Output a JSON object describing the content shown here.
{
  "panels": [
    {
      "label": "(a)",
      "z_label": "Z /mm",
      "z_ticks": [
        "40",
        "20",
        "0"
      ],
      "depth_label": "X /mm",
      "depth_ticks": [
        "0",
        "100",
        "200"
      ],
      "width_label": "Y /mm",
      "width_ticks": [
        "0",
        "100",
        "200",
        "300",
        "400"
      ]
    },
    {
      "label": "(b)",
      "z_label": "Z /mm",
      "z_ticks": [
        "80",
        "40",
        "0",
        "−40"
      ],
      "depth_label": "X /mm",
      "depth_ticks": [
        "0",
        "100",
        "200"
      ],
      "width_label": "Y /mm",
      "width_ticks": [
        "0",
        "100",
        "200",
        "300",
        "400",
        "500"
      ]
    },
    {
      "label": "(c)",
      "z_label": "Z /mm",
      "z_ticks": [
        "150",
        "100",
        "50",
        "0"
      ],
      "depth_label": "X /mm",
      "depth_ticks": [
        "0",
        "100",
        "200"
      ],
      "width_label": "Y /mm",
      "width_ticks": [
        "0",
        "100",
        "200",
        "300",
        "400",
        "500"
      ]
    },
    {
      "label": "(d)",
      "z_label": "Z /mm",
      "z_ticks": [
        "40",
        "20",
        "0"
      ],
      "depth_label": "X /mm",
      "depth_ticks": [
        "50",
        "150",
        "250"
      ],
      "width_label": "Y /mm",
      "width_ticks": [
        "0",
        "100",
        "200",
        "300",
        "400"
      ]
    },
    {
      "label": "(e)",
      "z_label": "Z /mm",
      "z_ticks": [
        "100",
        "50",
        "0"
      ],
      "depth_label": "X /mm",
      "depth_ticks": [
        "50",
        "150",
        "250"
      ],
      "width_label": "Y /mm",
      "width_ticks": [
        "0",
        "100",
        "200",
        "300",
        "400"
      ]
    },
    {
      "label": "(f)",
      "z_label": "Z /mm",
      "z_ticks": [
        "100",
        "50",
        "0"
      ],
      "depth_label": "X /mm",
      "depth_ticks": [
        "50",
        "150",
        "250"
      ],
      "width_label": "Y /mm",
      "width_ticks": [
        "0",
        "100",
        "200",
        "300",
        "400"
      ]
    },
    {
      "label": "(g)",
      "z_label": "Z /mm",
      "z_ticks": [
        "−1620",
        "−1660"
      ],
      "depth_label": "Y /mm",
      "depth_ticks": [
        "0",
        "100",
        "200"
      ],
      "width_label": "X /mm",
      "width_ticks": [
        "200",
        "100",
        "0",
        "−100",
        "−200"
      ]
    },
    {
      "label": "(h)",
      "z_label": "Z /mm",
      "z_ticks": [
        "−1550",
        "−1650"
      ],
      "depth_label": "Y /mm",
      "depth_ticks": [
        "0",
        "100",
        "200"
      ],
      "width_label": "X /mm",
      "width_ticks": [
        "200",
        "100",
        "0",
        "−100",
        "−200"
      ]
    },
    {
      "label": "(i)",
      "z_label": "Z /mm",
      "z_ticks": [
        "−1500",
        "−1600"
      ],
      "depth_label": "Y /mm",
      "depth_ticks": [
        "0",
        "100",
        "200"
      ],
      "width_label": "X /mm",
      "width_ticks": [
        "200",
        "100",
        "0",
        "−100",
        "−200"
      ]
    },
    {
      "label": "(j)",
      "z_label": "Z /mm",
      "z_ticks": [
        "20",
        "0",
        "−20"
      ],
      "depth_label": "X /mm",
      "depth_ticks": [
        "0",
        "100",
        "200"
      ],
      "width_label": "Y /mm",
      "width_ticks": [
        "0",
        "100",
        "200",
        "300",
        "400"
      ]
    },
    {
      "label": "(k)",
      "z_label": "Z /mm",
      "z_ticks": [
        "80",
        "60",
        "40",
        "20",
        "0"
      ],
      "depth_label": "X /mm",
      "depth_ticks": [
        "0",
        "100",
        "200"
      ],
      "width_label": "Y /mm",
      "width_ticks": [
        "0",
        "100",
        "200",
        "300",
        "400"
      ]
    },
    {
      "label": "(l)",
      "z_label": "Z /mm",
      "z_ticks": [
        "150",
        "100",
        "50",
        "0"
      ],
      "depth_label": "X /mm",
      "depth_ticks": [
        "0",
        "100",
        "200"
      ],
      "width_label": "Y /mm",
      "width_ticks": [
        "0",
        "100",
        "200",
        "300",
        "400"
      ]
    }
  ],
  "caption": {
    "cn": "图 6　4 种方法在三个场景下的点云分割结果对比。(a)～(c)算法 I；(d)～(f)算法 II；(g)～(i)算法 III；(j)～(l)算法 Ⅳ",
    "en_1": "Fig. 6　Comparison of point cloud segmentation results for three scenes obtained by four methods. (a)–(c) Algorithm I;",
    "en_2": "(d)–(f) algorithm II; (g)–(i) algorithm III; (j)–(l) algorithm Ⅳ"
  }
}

* [Exercise details]
Print the entries exactly. Include every one.

* [Reply to the exercise]
Output a JSON object describing the content shown here.
{
  "panels": [
    {
      "label": "(a)",
      "z_label": "Z /mm",
      "z_ticks": [
        "40",
        "20",
        "0"
      ],
      "depth_label": "X /mm",
      "depth_ticks": [
        "0",
        "100",
        "200"
      ],
      "width_label": "Y /mm",
      "width_ticks": [
        "0",
        "100",
        "200",
        "300",
        "400"
      ]
    },
    {
      "label": "(b)",
      "z_label": "Z /mm",
      "z_ticks": [
        "80",
        "40",
        "0",
        "−40"
      ],
      "depth_label": "X /mm",
      "depth_ticks": [
        "0",
        "100",
        "200"
      ],
      "width_label": "Y /mm",
      "width_ticks": [
        "0",
        "100",
        "200",
        "300",
        "400",
        "500"
      ]
    },
    {
      "label": "(c)",
      "z_label": "Z /mm",
      "z_ticks": [
        "150",
        "100",
        "50",
        "0"
      ],
      "depth_label": "X /mm",
      "depth_ticks": [
        "0",
        "100",
        "200"
      ],
      "width_label": "Y /mm",
      "width_ticks": [
        "0",
        "100",
        "200",
        "300",
        "400",
        "500"
      ]
    },
    {
      "label": "(d)",
      "z_label": "Z /mm",
      "z_ticks": [
        "40",
        "20",
        "0"
      ],
      "depth_label": "X /mm",
      "depth_ticks": [
        "50",
        "150",
        "250"
      ],
      "width_label": "Y /mm",
      "width_ticks": [
        "0",
        "100",
        "200",
        "300",
        "400"
      ]
    },
    {
      "label": "(e)",
      "z_label": "Z /mm",
      "z_ticks": [
        "100",
        "50",
        "0"
      ],
      "depth_label": "X /mm",
      "depth_ticks": [
        "50",
        "150",
        "250"
      ],
      "width_label": "Y /mm",
      "width_ticks": [
        "0",
        "100",
        "200",
        "300",
        "400"
      ]
    },
    {
      "label": "(f)",
      "z_label": "Z /mm",
      "z_ticks": [
        "100",
        "50",
        "0"
      ],
      "depth_label": "X /mm",
      "depth_ticks": [
        "50",
        "150",
        "250"
      ],
      "width_label": "Y /mm",
      "width_ticks": [
        "0",
        "100",
        "200",
        "300",
        "400"
      ]
    },
    {
      "label": "(g)",
      "z_label": "Z /mm",
      "z_ticks": [
        "−1620",
        "−1660"
      ],
      "depth_label": "Y /mm",
      "depth_ticks": [
        "0",
        "100",
        "200"
      ],
      "width_label": "X /mm",
      "width_ticks": [
        "200",
        "100",
        "0",
        "−100",
        "−200"
      ]
    },
    {
      "label": "(h)",
      "z_label": "Z /mm",
      "z_ticks": [
        "−1550",
        "−1650"
      ],
      "depth_label": "Y /mm",
      "depth_ticks": [
        "0",
        "100",
        "200"
      ],
      "width_label": "X /mm",
      "width_ticks": [
        "200",
        "100",
        "0",
        "−100",
        "−200"
      ]
    },
    {
      "label": "(i)",
      "z_label": "Z /mm",
      "z_ticks": [
        "−1500",
        "−1600"
      ],
      "depth_label": "Y /mm",
      "depth_ticks": [
        "0",
        "100",
        "200"
      ],
      "width_label": "X /mm",
      "width_ticks": [
        "200",
        "100",
        "0",
        "−100",
        "−200"
      ]
    },
    {
      "label": "(j)",
      "z_label": "Z /mm",
      "z_ticks": [
        "20",
        "0",
        "−20"
      ],
      "depth_label": "X /mm",
      "depth_ticks": [
        "0",
        "100",
        "200"
      ],
      "width_label": "Y /mm",
      "width_ticks": [
        "0",
        "100",
        "200",
        "300",
        "400"
      ]
    },
    {
      "label": "(k)",
      "z_label": "Z /mm",
      "z_ticks": [
        "80",
        "60",
        "40",
        "20",
        "0"
      ],
      "depth_label": "X /mm",
      "depth_ticks": [
        "0",
        "100",
        "200"
      ],
      "width_label": "Y /mm",
      "width_ticks": [
        "0",
        "100",
        "200",
        "300",
        "400"
      ]
    },
    {
      "label": "(l)",
      "z_label": "Z /mm",
      "z_ticks": [
        "150",
        "100",
        "50",
        "0"
      ],
      "depth_label": "X /mm",
      "depth_ticks": [
        "0",
        "100",
        "200"
      ],
      "width_label": "Y /mm",
      "width_ticks": [
        "0",
        "100",
        "200",
        "300",
        "400"
      ]
    }
  ],
  "caption": {
    "cn": "图 6　4 种方法在三个场景下的点云分割结果对比。(a)～(c)算法 I；(d)～(f)算法 II；(g)～(i)算法 III；(j)～(l)算法 Ⅳ",
    "en_1": "Fig. 6　Comparison of point cloud segmentation results for three scenes obtained by four methods. (a)–(c) Algorithm I;",
    "en_2": "(d)–(f) algorithm II; (g)–(i) algorithm III; (j)–(l) algorithm Ⅳ"
  }
}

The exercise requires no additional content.